Go through the material below and copy all lines with "баспасы".

> Data records:
= = = =
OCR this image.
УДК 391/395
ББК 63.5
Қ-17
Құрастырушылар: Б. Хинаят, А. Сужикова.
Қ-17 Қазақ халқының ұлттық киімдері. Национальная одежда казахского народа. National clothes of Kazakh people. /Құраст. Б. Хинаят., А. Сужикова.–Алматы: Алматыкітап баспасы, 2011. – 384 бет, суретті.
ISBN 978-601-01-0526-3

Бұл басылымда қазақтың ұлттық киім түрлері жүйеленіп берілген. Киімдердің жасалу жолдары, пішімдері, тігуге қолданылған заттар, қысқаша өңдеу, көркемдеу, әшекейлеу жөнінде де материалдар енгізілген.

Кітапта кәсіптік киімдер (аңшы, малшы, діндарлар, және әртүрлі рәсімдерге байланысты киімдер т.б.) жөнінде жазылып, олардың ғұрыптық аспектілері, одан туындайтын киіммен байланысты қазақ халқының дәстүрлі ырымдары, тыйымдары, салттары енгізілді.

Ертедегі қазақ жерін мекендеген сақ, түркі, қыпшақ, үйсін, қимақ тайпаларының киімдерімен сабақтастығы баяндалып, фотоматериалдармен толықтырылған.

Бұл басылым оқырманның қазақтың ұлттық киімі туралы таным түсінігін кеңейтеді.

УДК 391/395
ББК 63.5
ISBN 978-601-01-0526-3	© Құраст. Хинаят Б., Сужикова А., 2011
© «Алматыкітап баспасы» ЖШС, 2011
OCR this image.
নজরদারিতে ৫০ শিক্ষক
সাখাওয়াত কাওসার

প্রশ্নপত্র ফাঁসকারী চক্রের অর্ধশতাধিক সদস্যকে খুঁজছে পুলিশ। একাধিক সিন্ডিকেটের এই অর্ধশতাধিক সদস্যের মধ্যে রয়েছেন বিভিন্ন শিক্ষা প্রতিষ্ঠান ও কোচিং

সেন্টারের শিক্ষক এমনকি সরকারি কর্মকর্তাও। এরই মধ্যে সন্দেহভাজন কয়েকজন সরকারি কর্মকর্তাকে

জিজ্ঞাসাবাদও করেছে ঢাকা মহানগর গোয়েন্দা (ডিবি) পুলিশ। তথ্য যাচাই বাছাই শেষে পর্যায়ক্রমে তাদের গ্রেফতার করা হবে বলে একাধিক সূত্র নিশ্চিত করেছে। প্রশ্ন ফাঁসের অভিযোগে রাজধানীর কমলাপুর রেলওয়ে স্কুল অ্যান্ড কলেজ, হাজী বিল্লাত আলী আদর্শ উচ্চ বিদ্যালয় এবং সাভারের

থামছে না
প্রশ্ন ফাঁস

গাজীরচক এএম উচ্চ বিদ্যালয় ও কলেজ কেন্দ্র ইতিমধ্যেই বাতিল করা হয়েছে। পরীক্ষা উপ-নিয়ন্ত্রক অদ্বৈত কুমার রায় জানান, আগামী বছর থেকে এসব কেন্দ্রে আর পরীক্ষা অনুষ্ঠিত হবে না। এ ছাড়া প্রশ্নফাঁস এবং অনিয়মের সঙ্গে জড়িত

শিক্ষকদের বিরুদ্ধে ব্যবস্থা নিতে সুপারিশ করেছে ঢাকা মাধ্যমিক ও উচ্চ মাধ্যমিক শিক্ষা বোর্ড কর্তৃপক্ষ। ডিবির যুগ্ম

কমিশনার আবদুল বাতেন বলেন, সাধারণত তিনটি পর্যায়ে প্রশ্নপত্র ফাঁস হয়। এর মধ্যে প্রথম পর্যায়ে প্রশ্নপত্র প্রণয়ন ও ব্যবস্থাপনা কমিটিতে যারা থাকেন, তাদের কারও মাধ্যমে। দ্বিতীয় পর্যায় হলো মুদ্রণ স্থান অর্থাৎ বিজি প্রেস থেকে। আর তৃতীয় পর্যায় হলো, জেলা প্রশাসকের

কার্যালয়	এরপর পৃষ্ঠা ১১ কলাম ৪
= = = =
> Written response:
Қ-17 Қазақ халқының ұлттық киімдері. Национальная одежда казахского народа. National clothes of Kazakh people. /Құраст. Б. Хинаят., А. Сужикова.–Алматы: Алматыкітап баспасы, 2011. – 384 бет, суретті.
© «Алматыкітап баспасы» ЖШС, 2011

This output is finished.